> [The exercise]:
Without including the pictures, copy out every line below.

-- -- --

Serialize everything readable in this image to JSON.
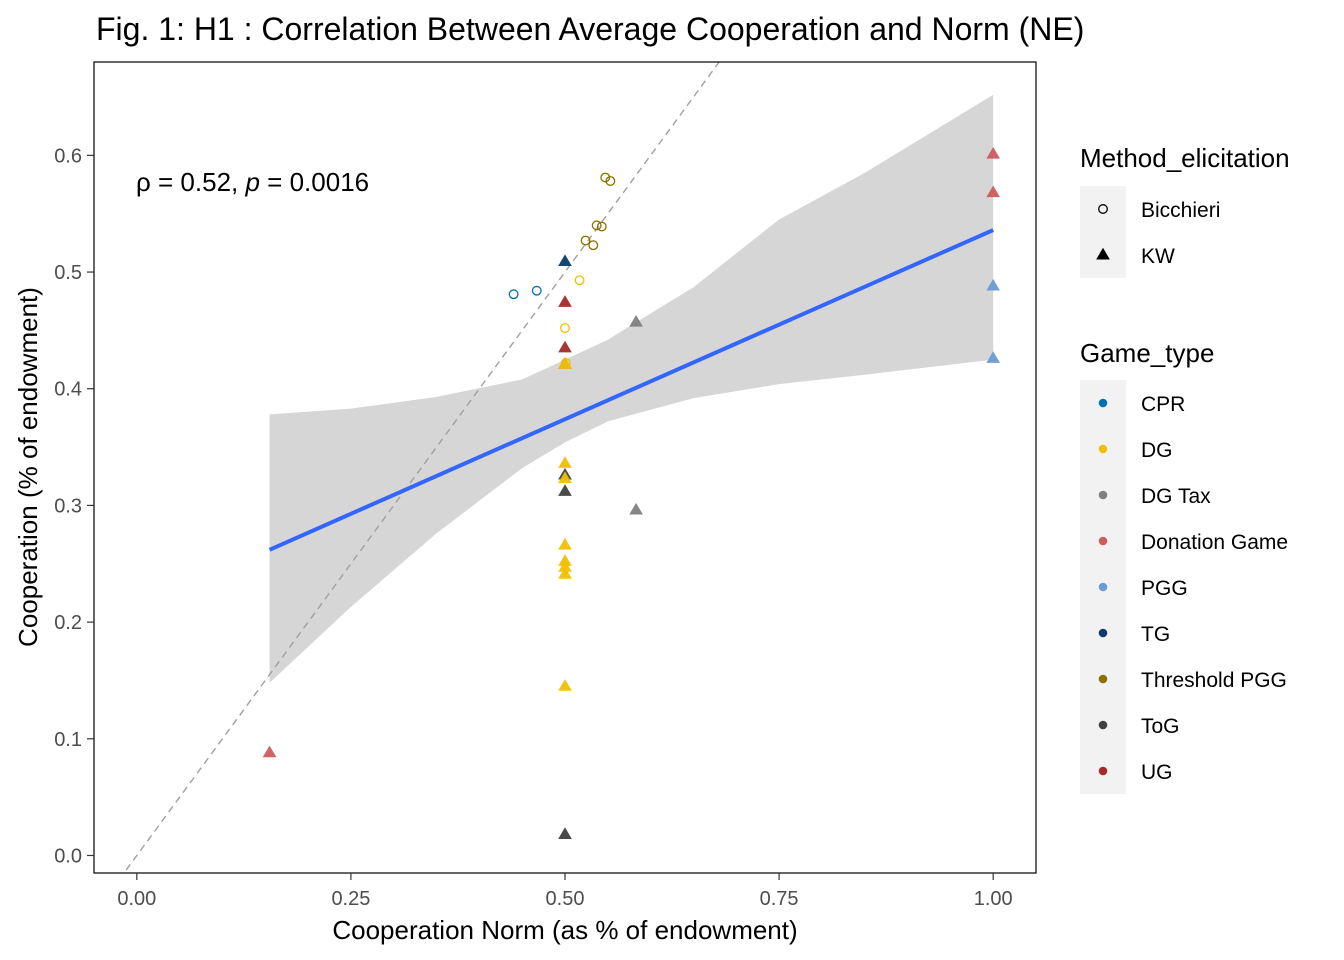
{
  "chart_data": {
    "type": "scatter",
    "title": "Fig. 1: H1 : Correlation Between Average Cooperation and Norm (NE)",
    "xlabel": "Cooperation Norm (as % of endowment)",
    "ylabel": "Cooperation (% of endowment)",
    "xlim": [
      -0.05,
      1.05
    ],
    "ylim": [
      -0.015,
      0.68
    ],
    "x_ticks": [
      "0.00",
      "0.25",
      "0.50",
      "0.75",
      "1.00"
    ],
    "x_tick_values": [
      0,
      0.25,
      0.5,
      0.75,
      1.0
    ],
    "y_ticks": [
      "0.0",
      "0.1",
      "0.2",
      "0.3",
      "0.4",
      "0.5",
      "0.6"
    ],
    "y_tick_values": [
      0,
      0.1,
      0.2,
      0.3,
      0.4,
      0.5,
      0.6
    ],
    "grid": false,
    "legend_position": "right",
    "annotation": {
      "rho": "ρ",
      "rho_text": " = 0.52, ",
      "p": "p",
      "p_text": " = 0.0016"
    },
    "reference_line": {
      "style": "dashed",
      "slope": 1,
      "intercept": 0,
      "color": "#a0a0a0"
    },
    "regression": {
      "color": "#3366ff",
      "x_start": 0.155,
      "y_start": 0.262,
      "x_end": 1.0,
      "y_end": 0.536,
      "band_color": "#d6d6d6",
      "band": [
        {
          "x": 0.155,
          "lo": 0.148,
          "hi": 0.378
        },
        {
          "x": 0.25,
          "lo": 0.213,
          "hi": 0.383
        },
        {
          "x": 0.35,
          "lo": 0.276,
          "hi": 0.393
        },
        {
          "x": 0.45,
          "lo": 0.332,
          "hi": 0.408
        },
        {
          "x": 0.5,
          "lo": 0.354,
          "hi": 0.425
        },
        {
          "x": 0.55,
          "lo": 0.372,
          "hi": 0.442
        },
        {
          "x": 0.65,
          "lo": 0.392,
          "hi": 0.487
        },
        {
          "x": 0.75,
          "lo": 0.404,
          "hi": 0.545
        },
        {
          "x": 0.85,
          "lo": 0.412,
          "hi": 0.585
        },
        {
          "x": 1.0,
          "lo": 0.425,
          "hi": 0.652
        }
      ]
    },
    "legend": {
      "method_title": "Method_elicitation",
      "methods": [
        {
          "name": "Bicchieri",
          "shape": "circle"
        },
        {
          "name": "KW",
          "shape": "triangle"
        }
      ],
      "game_title": "Game_type",
      "games": [
        {
          "name": "CPR",
          "color": "#0072B2"
        },
        {
          "name": "DG",
          "color": "#F0C000"
        },
        {
          "name": "DG Tax",
          "color": "#808080"
        },
        {
          "name": "Donation Game",
          "color": "#CD5C5C"
        },
        {
          "name": "PGG",
          "color": "#6B9BD2"
        },
        {
          "name": "TG",
          "color": "#0A3D6B"
        },
        {
          "name": "Threshold PGG",
          "color": "#8B7000"
        },
        {
          "name": "ToG",
          "color": "#404040"
        },
        {
          "name": "UG",
          "color": "#A52A2A"
        }
      ]
    },
    "points": [
      {
        "x": 0.44,
        "y": 0.481,
        "method": "Bicchieri",
        "game": "CPR"
      },
      {
        "x": 0.467,
        "y": 0.484,
        "method": "Bicchieri",
        "game": "CPR"
      },
      {
        "x": 0.5,
        "y": 0.452,
        "method": "Bicchieri",
        "game": "DG"
      },
      {
        "x": 0.501,
        "y": 0.422,
        "method": "Bicchieri",
        "game": "DG"
      },
      {
        "x": 0.517,
        "y": 0.493,
        "method": "Bicchieri",
        "game": "DG"
      },
      {
        "x": 0.524,
        "y": 0.527,
        "method": "Bicchieri",
        "game": "Threshold PGG"
      },
      {
        "x": 0.533,
        "y": 0.523,
        "method": "Bicchieri",
        "game": "Threshold PGG"
      },
      {
        "x": 0.537,
        "y": 0.54,
        "method": "Bicchieri",
        "game": "Threshold PGG"
      },
      {
        "x": 0.543,
        "y": 0.539,
        "method": "Bicchieri",
        "game": "Threshold PGG"
      },
      {
        "x": 0.547,
        "y": 0.581,
        "method": "Bicchieri",
        "game": "Threshold PGG"
      },
      {
        "x": 0.553,
        "y": 0.578,
        "method": "Bicchieri",
        "game": "Threshold PGG"
      },
      {
        "x": 0.155,
        "y": 0.088,
        "method": "KW",
        "game": "Donation Game"
      },
      {
        "x": 0.5,
        "y": 0.509,
        "method": "KW",
        "game": "TG"
      },
      {
        "x": 0.5,
        "y": 0.474,
        "method": "KW",
        "game": "UG"
      },
      {
        "x": 0.5,
        "y": 0.435,
        "method": "KW",
        "game": "UG"
      },
      {
        "x": 0.5,
        "y": 0.421,
        "method": "KW",
        "game": "Donation Game"
      },
      {
        "x": 0.5,
        "y": 0.421,
        "method": "KW",
        "game": "DG"
      },
      {
        "x": 0.5,
        "y": 0.336,
        "method": "KW",
        "game": "DG"
      },
      {
        "x": 0.5,
        "y": 0.326,
        "method": "KW",
        "game": "ToG"
      },
      {
        "x": 0.5,
        "y": 0.323,
        "method": "KW",
        "game": "DG"
      },
      {
        "x": 0.5,
        "y": 0.312,
        "method": "KW",
        "game": "ToG"
      },
      {
        "x": 0.5,
        "y": 0.266,
        "method": "KW",
        "game": "DG"
      },
      {
        "x": 0.5,
        "y": 0.252,
        "method": "KW",
        "game": "DG"
      },
      {
        "x": 0.5,
        "y": 0.247,
        "method": "KW",
        "game": "DG"
      },
      {
        "x": 0.5,
        "y": 0.241,
        "method": "KW",
        "game": "DG"
      },
      {
        "x": 0.5,
        "y": 0.145,
        "method": "KW",
        "game": "DG"
      },
      {
        "x": 0.5,
        "y": 0.018,
        "method": "KW",
        "game": "ToG"
      },
      {
        "x": 0.583,
        "y": 0.457,
        "method": "KW",
        "game": "DG Tax"
      },
      {
        "x": 0.583,
        "y": 0.296,
        "method": "KW",
        "game": "DG Tax"
      },
      {
        "x": 1.0,
        "y": 0.601,
        "method": "KW",
        "game": "Donation Game"
      },
      {
        "x": 1.0,
        "y": 0.568,
        "method": "KW",
        "game": "Donation Game"
      },
      {
        "x": 1.0,
        "y": 0.488,
        "method": "KW",
        "game": "PGG"
      },
      {
        "x": 1.0,
        "y": 0.426,
        "method": "KW",
        "game": "PGG"
      }
    ]
  }
}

-- -- --

> [The completed task]:
Serialize everything readable in this image to JSON.
{
  "chart_data": {
    "type": "scatter",
    "title": "Fig. 1: H1 : Correlation Between Average Cooperation and Norm (NE)",
    "xlabel": "Cooperation Norm (as % of endowment)",
    "ylabel": "Cooperation (% of endowment)",
    "xlim": [
      -0.05,
      1.05
    ],
    "ylim": [
      -0.015,
      0.68
    ],
    "x_ticks": [
      "0.00",
      "0.25",
      "0.50",
      "0.75",
      "1.00"
    ],
    "x_tick_values": [
      0,
      0.25,
      0.5,
      0.75,
      1.0
    ],
    "y_ticks": [
      "0.0",
      "0.1",
      "0.2",
      "0.3",
      "0.4",
      "0.5",
      "0.6"
    ],
    "y_tick_values": [
      0,
      0.1,
      0.2,
      0.3,
      0.4,
      0.5,
      0.6
    ],
    "grid": false,
    "legend_position": "right",
    "annotation": {
      "rho": "ρ",
      "rho_text": " = 0.52, ",
      "p": "p",
      "p_text": " = 0.0016"
    },
    "reference_line": {
      "style": "dashed",
      "slope": 1,
      "intercept": 0,
      "color": "#a0a0a0"
    },
    "regression": {
      "color": "#3366ff",
      "x_start": 0.155,
      "y_start": 0.262,
      "x_end": 1.0,
      "y_end": 0.536,
      "band_color": "#d6d6d6",
      "band": [
        {
          "x": 0.155,
          "lo": 0.148,
          "hi": 0.378
        },
        {
          "x": 0.25,
          "lo": 0.213,
          "hi": 0.383
        },
        {
          "x": 0.35,
          "lo": 0.276,
          "hi": 0.393
        },
        {
          "x": 0.45,
          "lo": 0.332,
          "hi": 0.408
        },
        {
          "x": 0.5,
          "lo": 0.354,
          "hi": 0.425
        },
        {
          "x": 0.55,
          "lo": 0.372,
          "hi": 0.442
        },
        {
          "x": 0.65,
          "lo": 0.392,
          "hi": 0.487
        },
        {
          "x": 0.75,
          "lo": 0.404,
          "hi": 0.545
        },
        {
          "x": 0.85,
          "lo": 0.412,
          "hi": 0.585
        },
        {
          "x": 1.0,
          "lo": 0.425,
          "hi": 0.652
        }
      ]
    },
    "legend": {
      "method_title": "Method_elicitation",
      "methods": [
        {
          "name": "Bicchieri",
          "shape": "circle"
        },
        {
          "name": "KW",
          "shape": "triangle"
        }
      ],
      "game_title": "Game_type",
      "games": [
        {
          "name": "CPR",
          "color": "#0072B2"
        },
        {
          "name": "DG",
          "color": "#F0C000"
        },
        {
          "name": "DG Tax",
          "color": "#808080"
        },
        {
          "name": "Donation Game",
          "color": "#CD5C5C"
        },
        {
          "name": "PGG",
          "color": "#6B9BD2"
        },
        {
          "name": "TG",
          "color": "#0A3D6B"
        },
        {
          "name": "Threshold PGG",
          "color": "#8B7000"
        },
        {
          "name": "ToG",
          "color": "#404040"
        },
        {
          "name": "UG",
          "color": "#A52A2A"
        }
      ]
    },
    "points": [
      {
        "x": 0.44,
        "y": 0.481,
        "method": "Bicchieri",
        "game": "CPR"
      },
      {
        "x": 0.467,
        "y": 0.484,
        "method": "Bicchieri",
        "game": "CPR"
      },
      {
        "x": 0.5,
        "y": 0.452,
        "method": "Bicchieri",
        "game": "DG"
      },
      {
        "x": 0.501,
        "y": 0.422,
        "method": "Bicchieri",
        "game": "DG"
      },
      {
        "x": 0.517,
        "y": 0.493,
        "method": "Bicchieri",
        "game": "DG"
      },
      {
        "x": 0.524,
        "y": 0.527,
        "method": "Bicchieri",
        "game": "Threshold PGG"
      },
      {
        "x": 0.533,
        "y": 0.523,
        "method": "Bicchieri",
        "game": "Threshold PGG"
      },
      {
        "x": 0.537,
        "y": 0.54,
        "method": "Bicchieri",
        "game": "Threshold PGG"
      },
      {
        "x": 0.543,
        "y": 0.539,
        "method": "Bicchieri",
        "game": "Threshold PGG"
      },
      {
        "x": 0.547,
        "y": 0.581,
        "method": "Bicchieri",
        "game": "Threshold PGG"
      },
      {
        "x": 0.553,
        "y": 0.578,
        "method": "Bicchieri",
        "game": "Threshold PGG"
      },
      {
        "x": 0.155,
        "y": 0.088,
        "method": "KW",
        "game": "Donation Game"
      },
      {
        "x": 0.5,
        "y": 0.509,
        "method": "KW",
        "game": "TG"
      },
      {
        "x": 0.5,
        "y": 0.474,
        "method": "KW",
        "game": "UG"
      },
      {
        "x": 0.5,
        "y": 0.435,
        "method": "KW",
        "game": "UG"
      },
      {
        "x": 0.5,
        "y": 0.421,
        "method": "KW",
        "game": "Donation Game"
      },
      {
        "x": 0.5,
        "y": 0.421,
        "method": "KW",
        "game": "DG"
      },
      {
        "x": 0.5,
        "y": 0.336,
        "method": "KW",
        "game": "DG"
      },
      {
        "x": 0.5,
        "y": 0.326,
        "method": "KW",
        "game": "ToG"
      },
      {
        "x": 0.5,
        "y": 0.323,
        "method": "KW",
        "game": "DG"
      },
      {
        "x": 0.5,
        "y": 0.312,
        "method": "KW",
        "game": "ToG"
      },
      {
        "x": 0.5,
        "y": 0.266,
        "method": "KW",
        "game": "DG"
      },
      {
        "x": 0.5,
        "y": 0.252,
        "method": "KW",
        "game": "DG"
      },
      {
        "x": 0.5,
        "y": 0.247,
        "method": "KW",
        "game": "DG"
      },
      {
        "x": 0.5,
        "y": 0.241,
        "method": "KW",
        "game": "DG"
      },
      {
        "x": 0.5,
        "y": 0.145,
        "method": "KW",
        "game": "DG"
      },
      {
        "x": 0.5,
        "y": 0.018,
        "method": "KW",
        "game": "ToG"
      },
      {
        "x": 0.583,
        "y": 0.457,
        "method": "KW",
        "game": "DG Tax"
      },
      {
        "x": 0.583,
        "y": 0.296,
        "method": "KW",
        "game": "DG Tax"
      },
      {
        "x": 1.0,
        "y": 0.601,
        "method": "KW",
        "game": "Donation Game"
      },
      {
        "x": 1.0,
        "y": 0.568,
        "method": "KW",
        "game": "Donation Game"
      },
      {
        "x": 1.0,
        "y": 0.488,
        "method": "KW",
        "game": "PGG"
      },
      {
        "x": 1.0,
        "y": 0.426,
        "method": "KW",
        "game": "PGG"
      }
    ]
  }
}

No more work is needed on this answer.